* What to do
Repeat each record exactly as written, and drop any images.
# START OF Information provided
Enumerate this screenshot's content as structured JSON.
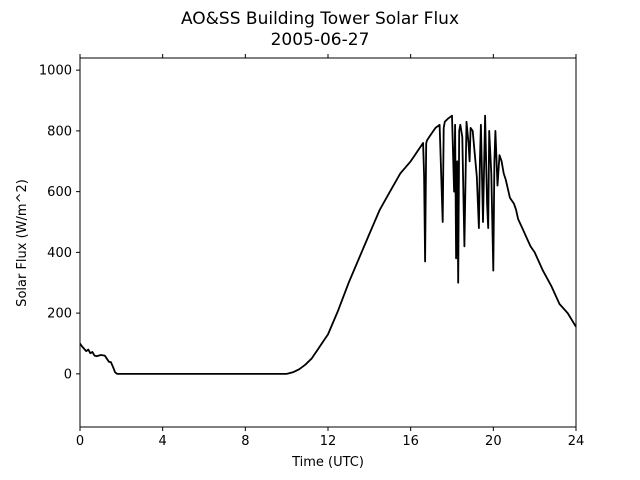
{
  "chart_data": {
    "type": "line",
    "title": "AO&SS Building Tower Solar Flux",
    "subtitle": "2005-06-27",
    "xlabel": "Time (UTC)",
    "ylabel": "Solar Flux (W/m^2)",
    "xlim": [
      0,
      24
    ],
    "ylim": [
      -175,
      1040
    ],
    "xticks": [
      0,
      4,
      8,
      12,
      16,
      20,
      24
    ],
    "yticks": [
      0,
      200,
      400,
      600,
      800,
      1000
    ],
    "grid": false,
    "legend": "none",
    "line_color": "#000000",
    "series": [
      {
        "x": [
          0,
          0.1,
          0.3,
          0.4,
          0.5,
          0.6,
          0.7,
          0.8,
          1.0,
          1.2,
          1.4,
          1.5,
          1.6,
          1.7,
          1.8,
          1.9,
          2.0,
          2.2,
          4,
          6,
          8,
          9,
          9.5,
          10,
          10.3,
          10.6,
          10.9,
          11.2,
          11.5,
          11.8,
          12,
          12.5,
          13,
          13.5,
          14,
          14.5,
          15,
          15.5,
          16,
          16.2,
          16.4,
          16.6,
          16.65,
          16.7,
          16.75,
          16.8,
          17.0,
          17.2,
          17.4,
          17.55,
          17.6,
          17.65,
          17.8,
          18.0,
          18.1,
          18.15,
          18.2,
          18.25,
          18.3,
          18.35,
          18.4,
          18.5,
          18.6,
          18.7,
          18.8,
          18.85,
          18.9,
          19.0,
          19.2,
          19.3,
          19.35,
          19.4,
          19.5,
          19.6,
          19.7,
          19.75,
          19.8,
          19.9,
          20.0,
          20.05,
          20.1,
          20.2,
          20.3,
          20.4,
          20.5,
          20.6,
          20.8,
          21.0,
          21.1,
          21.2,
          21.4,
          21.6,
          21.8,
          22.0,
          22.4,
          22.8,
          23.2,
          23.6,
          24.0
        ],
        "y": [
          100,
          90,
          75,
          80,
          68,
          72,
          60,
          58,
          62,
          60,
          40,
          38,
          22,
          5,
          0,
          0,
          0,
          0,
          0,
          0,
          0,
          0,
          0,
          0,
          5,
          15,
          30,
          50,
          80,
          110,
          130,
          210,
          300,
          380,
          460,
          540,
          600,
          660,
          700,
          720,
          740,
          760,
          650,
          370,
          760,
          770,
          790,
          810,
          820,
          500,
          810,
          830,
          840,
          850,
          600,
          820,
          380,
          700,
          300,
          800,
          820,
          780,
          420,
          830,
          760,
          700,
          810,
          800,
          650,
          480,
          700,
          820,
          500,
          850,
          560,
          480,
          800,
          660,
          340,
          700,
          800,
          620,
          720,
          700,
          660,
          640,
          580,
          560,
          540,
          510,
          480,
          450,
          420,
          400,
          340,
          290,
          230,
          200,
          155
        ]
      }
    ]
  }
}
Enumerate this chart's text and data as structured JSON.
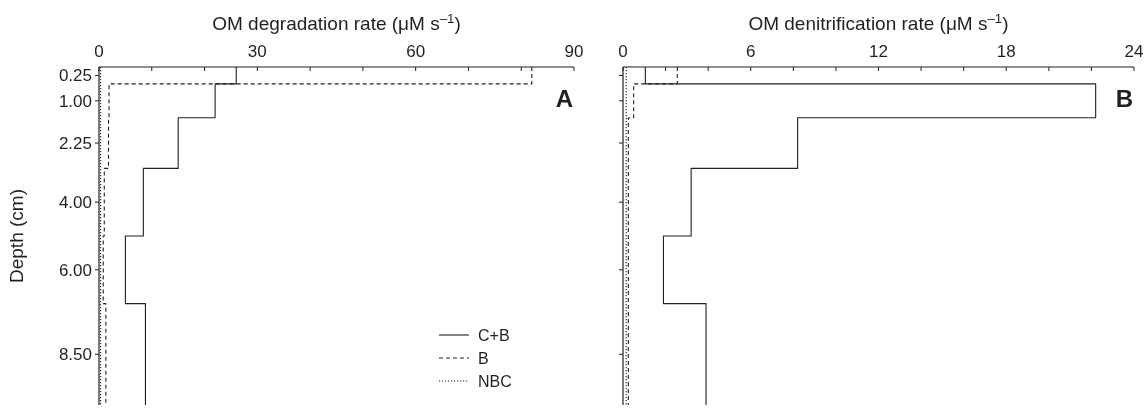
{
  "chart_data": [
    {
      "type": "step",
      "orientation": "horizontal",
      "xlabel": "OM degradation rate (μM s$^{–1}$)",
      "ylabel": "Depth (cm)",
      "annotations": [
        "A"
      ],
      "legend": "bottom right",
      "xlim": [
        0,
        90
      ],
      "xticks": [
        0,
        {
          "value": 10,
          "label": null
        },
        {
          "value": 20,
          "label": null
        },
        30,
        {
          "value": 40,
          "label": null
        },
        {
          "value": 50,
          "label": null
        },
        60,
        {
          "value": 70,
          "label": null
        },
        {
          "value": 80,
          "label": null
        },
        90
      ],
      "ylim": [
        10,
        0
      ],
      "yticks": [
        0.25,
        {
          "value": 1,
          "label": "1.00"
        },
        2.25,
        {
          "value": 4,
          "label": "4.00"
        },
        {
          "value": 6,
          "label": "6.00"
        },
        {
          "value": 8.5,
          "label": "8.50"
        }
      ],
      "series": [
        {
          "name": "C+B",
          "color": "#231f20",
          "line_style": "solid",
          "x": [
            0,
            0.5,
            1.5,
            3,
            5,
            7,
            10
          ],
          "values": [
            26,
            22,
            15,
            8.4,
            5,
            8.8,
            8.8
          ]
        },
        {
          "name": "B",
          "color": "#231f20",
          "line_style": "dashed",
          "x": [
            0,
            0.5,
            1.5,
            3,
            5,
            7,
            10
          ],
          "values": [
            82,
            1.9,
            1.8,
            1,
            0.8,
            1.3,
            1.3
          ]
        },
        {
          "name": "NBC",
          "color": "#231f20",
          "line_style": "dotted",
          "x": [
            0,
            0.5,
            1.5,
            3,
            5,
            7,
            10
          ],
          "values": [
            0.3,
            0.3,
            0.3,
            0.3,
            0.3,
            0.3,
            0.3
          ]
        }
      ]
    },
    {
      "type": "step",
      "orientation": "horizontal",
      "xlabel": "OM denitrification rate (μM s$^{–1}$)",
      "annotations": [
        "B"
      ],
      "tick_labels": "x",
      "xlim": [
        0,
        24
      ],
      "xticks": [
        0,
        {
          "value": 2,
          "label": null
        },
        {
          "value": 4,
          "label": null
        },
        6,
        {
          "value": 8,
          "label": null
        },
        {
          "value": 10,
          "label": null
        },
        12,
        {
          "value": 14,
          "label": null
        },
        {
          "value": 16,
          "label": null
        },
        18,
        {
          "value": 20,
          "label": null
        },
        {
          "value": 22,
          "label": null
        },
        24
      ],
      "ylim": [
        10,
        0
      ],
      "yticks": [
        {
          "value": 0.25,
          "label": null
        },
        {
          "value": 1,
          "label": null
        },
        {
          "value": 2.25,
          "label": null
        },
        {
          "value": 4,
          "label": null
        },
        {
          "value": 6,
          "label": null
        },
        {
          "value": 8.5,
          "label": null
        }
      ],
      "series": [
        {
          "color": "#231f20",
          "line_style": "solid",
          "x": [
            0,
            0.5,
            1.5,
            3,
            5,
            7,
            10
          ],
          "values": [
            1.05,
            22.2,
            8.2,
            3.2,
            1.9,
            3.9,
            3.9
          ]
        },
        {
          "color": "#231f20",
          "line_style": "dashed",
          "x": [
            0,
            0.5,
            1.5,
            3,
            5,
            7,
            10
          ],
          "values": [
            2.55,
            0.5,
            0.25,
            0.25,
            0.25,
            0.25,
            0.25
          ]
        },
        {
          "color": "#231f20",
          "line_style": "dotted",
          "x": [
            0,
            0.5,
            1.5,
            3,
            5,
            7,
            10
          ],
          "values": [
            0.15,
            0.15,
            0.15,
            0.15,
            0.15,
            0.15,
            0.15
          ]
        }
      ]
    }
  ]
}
# END OF Information provided
* The completed task
Enumerate this screenshot's content as structured JSON.
{
  "chart_data": {
    "type": "line",
    "title": "AO&SS Building Tower Solar Flux",
    "subtitle": "2005-06-27",
    "xlabel": "Time (UTC)",
    "ylabel": "Solar Flux (W/m^2)",
    "xlim": [
      0,
      24
    ],
    "ylim": [
      -175,
      1040
    ],
    "xticks": [
      0,
      4,
      8,
      12,
      16,
      20,
      24
    ],
    "yticks": [
      0,
      200,
      400,
      600,
      800,
      1000
    ],
    "grid": false,
    "legend": "none",
    "line_color": "#000000",
    "series": [
      {
        "x": [
          0,
          0.1,
          0.3,
          0.4,
          0.5,
          0.6,
          0.7,
          0.8,
          1.0,
          1.2,
          1.4,
          1.5,
          1.6,
          1.7,
          1.8,
          1.9,
          2.0,
          2.2,
          4,
          6,
          8,
          9,
          9.5,
          10,
          10.3,
          10.6,
          10.9,
          11.2,
          11.5,
          11.8,
          12,
          12.5,
          13,
          13.5,
          14,
          14.5,
          15,
          15.5,
          16,
          16.2,
          16.4,
          16.6,
          16.65,
          16.7,
          16.75,
          16.8,
          17.0,
          17.2,
          17.4,
          17.55,
          17.6,
          17.65,
          17.8,
          18.0,
          18.1,
          18.15,
          18.2,
          18.25,
          18.3,
          18.35,
          18.4,
          18.5,
          18.6,
          18.7,
          18.8,
          18.85,
          18.9,
          19.0,
          19.2,
          19.3,
          19.35,
          19.4,
          19.5,
          19.6,
          19.7,
          19.75,
          19.8,
          19.9,
          20.0,
          20.05,
          20.1,
          20.2,
          20.3,
          20.4,
          20.5,
          20.6,
          20.8,
          21.0,
          21.1,
          21.2,
          21.4,
          21.6,
          21.8,
          22.0,
          22.4,
          22.8,
          23.2,
          23.6,
          24.0
        ],
        "y": [
          100,
          90,
          75,
          80,
          68,
          72,
          60,
          58,
          62,
          60,
          40,
          38,
          22,
          5,
          0,
          0,
          0,
          0,
          0,
          0,
          0,
          0,
          0,
          0,
          5,
          15,
          30,
          50,
          80,
          110,
          130,
          210,
          300,
          380,
          460,
          540,
          600,
          660,
          700,
          720,
          740,
          760,
          650,
          370,
          760,
          770,
          790,
          810,
          820,
          500,
          810,
          830,
          840,
          850,
          600,
          820,
          380,
          700,
          300,
          800,
          820,
          780,
          420,
          830,
          760,
          700,
          810,
          800,
          650,
          480,
          700,
          820,
          500,
          850,
          560,
          480,
          800,
          660,
          340,
          700,
          800,
          620,
          720,
          700,
          660,
          640,
          580,
          560,
          540,
          510,
          480,
          450,
          420,
          400,
          340,
          290,
          230,
          200,
          155
        ]
      }
    ]
  }
}
Enumerate this chart's text and data as structured JSON.
{
  "chart_data": [
    {
      "type": "step",
      "orientation": "horizontal",
      "xlabel": "OM degradation rate (μM s$^{–1}$)",
      "ylabel": "Depth (cm)",
      "annotations": [
        "A"
      ],
      "legend": "bottom right",
      "xlim": [
        0,
        90
      ],
      "xticks": [
        0,
        {
          "value": 10,
          "label": null
        },
        {
          "value": 20,
          "label": null
        },
        30,
        {
          "value": 40,
          "label": null
        },
        {
          "value": 50,
          "label": null
        },
        60,
        {
          "value": 70,
          "label": null
        },
        {
          "value": 80,
          "label": null
        },
        90
      ],
      "ylim": [
        10,
        0
      ],
      "yticks": [
        0.25,
        {
          "value": 1,
          "label": "1.00"
        },
        2.25,
        {
          "value": 4,
          "label": "4.00"
        },
        {
          "value": 6,
          "label": "6.00"
        },
        {
          "value": 8.5,
          "label": "8.50"
        }
      ],
      "series": [
        {
          "name": "C+B",
          "color": "#231f20",
          "line_style": "solid",
          "x": [
            0,
            0.5,
            1.5,
            3,
            5,
            7,
            10
          ],
          "values": [
            26,
            22,
            15,
            8.4,
            5,
            8.8,
            8.8
          ]
        },
        {
          "name": "B",
          "color": "#231f20",
          "line_style": "dashed",
          "x": [
            0,
            0.5,
            1.5,
            3,
            5,
            7,
            10
          ],
          "values": [
            82,
            1.9,
            1.8,
            1,
            0.8,
            1.3,
            1.3
          ]
        },
        {
          "name": "NBC",
          "color": "#231f20",
          "line_style": "dotted",
          "x": [
            0,
            0.5,
            1.5,
            3,
            5,
            7,
            10
          ],
          "values": [
            0.3,
            0.3,
            0.3,
            0.3,
            0.3,
            0.3,
            0.3
          ]
        }
      ]
    },
    {
      "type": "step",
      "orientation": "horizontal",
      "xlabel": "OM denitrification rate (μM s$^{–1}$)",
      "annotations": [
        "B"
      ],
      "tick_labels": "x",
      "xlim": [
        0,
        24
      ],
      "xticks": [
        0,
        {
          "value": 2,
          "label": null
        },
        {
          "value": 4,
          "label": null
        },
        6,
        {
          "value": 8,
          "label": null
        },
        {
          "value": 10,
          "label": null
        },
        12,
        {
          "value": 14,
          "label": null
        },
        {
          "value": 16,
          "label": null
        },
        18,
        {
          "value": 20,
          "label": null
        },
        {
          "value": 22,
          "label": null
        },
        24
      ],
      "ylim": [
        10,
        0
      ],
      "yticks": [
        {
          "value": 0.25,
          "label": null
        },
        {
          "value": 1,
          "label": null
        },
        {
          "value": 2.25,
          "label": null
        },
        {
          "value": 4,
          "label": null
        },
        {
          "value": 6,
          "label": null
        },
        {
          "value": 8.5,
          "label": null
        }
      ],
      "series": [
        {
          "color": "#231f20",
          "line_style": "solid",
          "x": [
            0,
            0.5,
            1.5,
            3,
            5,
            7,
            10
          ],
          "values": [
            1.05,
            22.2,
            8.2,
            3.2,
            1.9,
            3.9,
            3.9
          ]
        },
        {
          "color": "#231f20",
          "line_style": "dashed",
          "x": [
            0,
            0.5,
            1.5,
            3,
            5,
            7,
            10
          ],
          "values": [
            2.55,
            0.5,
            0.25,
            0.25,
            0.25,
            0.25,
            0.25
          ]
        },
        {
          "color": "#231f20",
          "line_style": "dotted",
          "x": [
            0,
            0.5,
            1.5,
            3,
            5,
            7,
            10
          ],
          "values": [
            0.15,
            0.15,
            0.15,
            0.15,
            0.15,
            0.15,
            0.15
          ]
        }
      ]
    }
  ]
}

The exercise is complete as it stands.